WRITTEN INSTRUCTION
Please output the entries below from the line that contains "Type out the text in this image." through the final line, reproduced exactly and alone.

☆ ☆ ☆ ☆

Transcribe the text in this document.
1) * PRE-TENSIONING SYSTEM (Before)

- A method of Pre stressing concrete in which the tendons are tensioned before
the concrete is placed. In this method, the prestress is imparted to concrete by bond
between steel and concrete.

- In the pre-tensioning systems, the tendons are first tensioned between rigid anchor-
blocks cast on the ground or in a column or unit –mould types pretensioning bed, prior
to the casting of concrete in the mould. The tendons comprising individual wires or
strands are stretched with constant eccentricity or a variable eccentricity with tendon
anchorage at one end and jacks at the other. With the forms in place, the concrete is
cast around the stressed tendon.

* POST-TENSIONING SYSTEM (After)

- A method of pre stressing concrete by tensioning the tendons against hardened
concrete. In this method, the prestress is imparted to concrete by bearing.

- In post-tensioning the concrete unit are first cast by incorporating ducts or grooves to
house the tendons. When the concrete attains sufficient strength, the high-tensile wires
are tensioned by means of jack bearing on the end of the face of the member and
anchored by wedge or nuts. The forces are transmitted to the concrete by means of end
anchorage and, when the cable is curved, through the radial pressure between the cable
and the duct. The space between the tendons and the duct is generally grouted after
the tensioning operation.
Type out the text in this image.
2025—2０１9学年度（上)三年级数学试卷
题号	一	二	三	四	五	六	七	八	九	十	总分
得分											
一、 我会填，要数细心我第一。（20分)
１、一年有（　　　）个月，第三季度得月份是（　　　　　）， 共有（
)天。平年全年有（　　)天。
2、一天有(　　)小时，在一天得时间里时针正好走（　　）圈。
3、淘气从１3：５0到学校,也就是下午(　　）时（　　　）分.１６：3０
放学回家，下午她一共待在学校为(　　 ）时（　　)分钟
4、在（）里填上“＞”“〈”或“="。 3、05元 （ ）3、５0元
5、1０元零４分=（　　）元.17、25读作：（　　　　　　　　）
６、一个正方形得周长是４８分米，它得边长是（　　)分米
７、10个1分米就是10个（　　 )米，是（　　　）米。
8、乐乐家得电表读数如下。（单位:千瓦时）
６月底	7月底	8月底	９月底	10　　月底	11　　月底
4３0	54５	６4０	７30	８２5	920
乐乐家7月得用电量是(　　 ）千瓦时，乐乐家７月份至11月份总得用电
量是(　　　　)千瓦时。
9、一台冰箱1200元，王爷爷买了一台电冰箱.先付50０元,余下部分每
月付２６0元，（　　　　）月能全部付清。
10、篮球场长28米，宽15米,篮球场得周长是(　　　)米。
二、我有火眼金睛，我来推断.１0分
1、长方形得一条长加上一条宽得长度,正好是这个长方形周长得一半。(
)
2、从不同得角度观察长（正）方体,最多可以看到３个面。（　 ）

☆ ☆ ☆ ☆

SOLUTION
Type out the text in this image.
2025—2０１9学年度（上)三年级数学试卷
题号	一	二	三	四	五	六	七	八	九	十	总分
得分											
一、 我会填，要数细心我第一。（20分)
１、一年有（　　　）个月，第三季度得月份是（　　　　　）， 共有（
)天。平年全年有（　　)天。
2、一天有(　　)小时，在一天得时间里时针正好走（　　）圈。
3、淘气从１3：５0到学校,也就是下午(　　）时（　　　）分.１６：3０
放学回家，下午她一共待在学校为(　　 ）时（　　)分钟
4、在（）里填上“＞”“〈”或“="。 3、05元 （ ）3、５0元
5、1０元零４分=（　　）元.17、25读作：（　　　　　　　　）
６、一个正方形得周长是４８分米，它得边长是（　　)分米
７、10个1分米就是10个（　　 )米，是（　　　）米。
8、乐乐家得电表读数如下。（单位:千瓦时）
６月底	7月底	8月底	９月底	10　　月底	11　　月底
4３0	54５	６4０	７30	８２5	920
乐乐家7月得用电量是(　　 ）千瓦时，乐乐家７月份至11月份总得用电
量是(　　　　)千瓦时。
9、一台冰箱1200元，王爷爷买了一台电冰箱.先付50０元,余下部分每
月付２６0元，（　　　　）月能全部付清。
10、篮球场长28米，宽15米,篮球场得周长是(　　　)米。
二、我有火眼金睛，我来推断.１0分
1、长方形得一条长加上一条宽得长度,正好是这个长方形周长得一半。(
)
2、从不同得角度观察长（正）方体,最多可以看到３个面。（　 ）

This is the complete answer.